[Given task]: Retype the records below exactly as they appear, but leave out any pictures.

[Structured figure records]
^^^^^^^^^^^^^^^^
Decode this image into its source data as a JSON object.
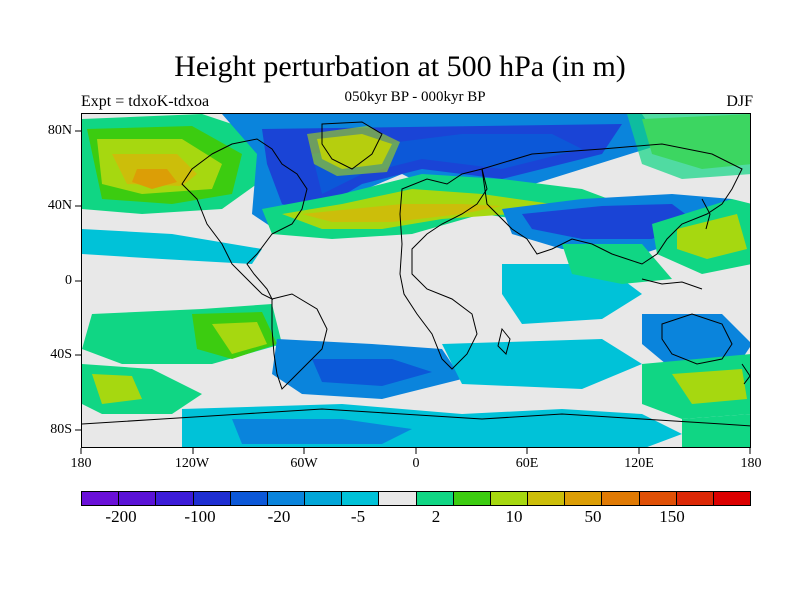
{
  "title": "Height perturbation at 500 hPa (in m)",
  "subtitle": "050kyr BP - 000kyr BP",
  "left_string": "Expt = tdxoK-tdxoa",
  "right_string": "DJF",
  "lat_labels": [
    "80N",
    "40N",
    "0",
    "40S",
    "80S"
  ],
  "lon_labels": [
    "180",
    "120W",
    "60W",
    "0",
    "60E",
    "120E",
    "180"
  ],
  "colorbar": {
    "colors": [
      "#6a10d8",
      "#5a12d6",
      "#3c1cd8",
      "#1e2ed2",
      "#0c58d8",
      "#0a84dc",
      "#02a6d8",
      "#00c2d8",
      "#e8e8e8",
      "#10d684",
      "#3ccc10",
      "#a6d810",
      "#ccbe0a",
      "#dc9e06",
      "#e07a04",
      "#e05006",
      "#dc2806",
      "#dc0000"
    ],
    "labels": [
      "-200",
      "-100",
      "-20",
      "-5",
      "2",
      "10",
      "50",
      "150"
    ]
  },
  "colors": {
    "strong_neg": "#1a44d6",
    "mid_neg": "#0a84dc",
    "weak_neg": "#00c2d8",
    "neutral": "#e8e8e8",
    "weak_pos": "#10d684",
    "mid_pos": "#3ccc10",
    "strong_pos": "#a6d810",
    "stronger_pos": "#ccbe0a"
  }
}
^^^^^^^^^^^^^^^^
[Exercise response]:
Decode this image into its source data as a JSON object.
{
  "title": "Height perturbation at 500 hPa (in m)",
  "subtitle": "050kyr BP - 000kyr BP",
  "left_string": "Expt = tdxoK-tdxoa",
  "right_string": "DJF",
  "lat_labels": [
    "80N",
    "40N",
    "0",
    "40S",
    "80S"
  ],
  "lon_labels": [
    "180",
    "120W",
    "60W",
    "0",
    "60E",
    "120E",
    "180"
  ],
  "colorbar": {
    "colors": [
      "#6a10d8",
      "#5a12d6",
      "#3c1cd8",
      "#1e2ed2",
      "#0c58d8",
      "#0a84dc",
      "#02a6d8",
      "#00c2d8",
      "#e8e8e8",
      "#10d684",
      "#3ccc10",
      "#a6d810",
      "#ccbe0a",
      "#dc9e06",
      "#e07a04",
      "#e05006",
      "#dc2806",
      "#dc0000"
    ],
    "labels": [
      "-200",
      "-100",
      "-20",
      "-5",
      "2",
      "10",
      "50",
      "150"
    ]
  },
  "colors": {
    "strong_neg": "#1a44d6",
    "mid_neg": "#0a84dc",
    "weak_neg": "#00c2d8",
    "neutral": "#e8e8e8",
    "weak_pos": "#10d684",
    "mid_pos": "#3ccc10",
    "strong_pos": "#a6d810",
    "stronger_pos": "#ccbe0a"
  }
}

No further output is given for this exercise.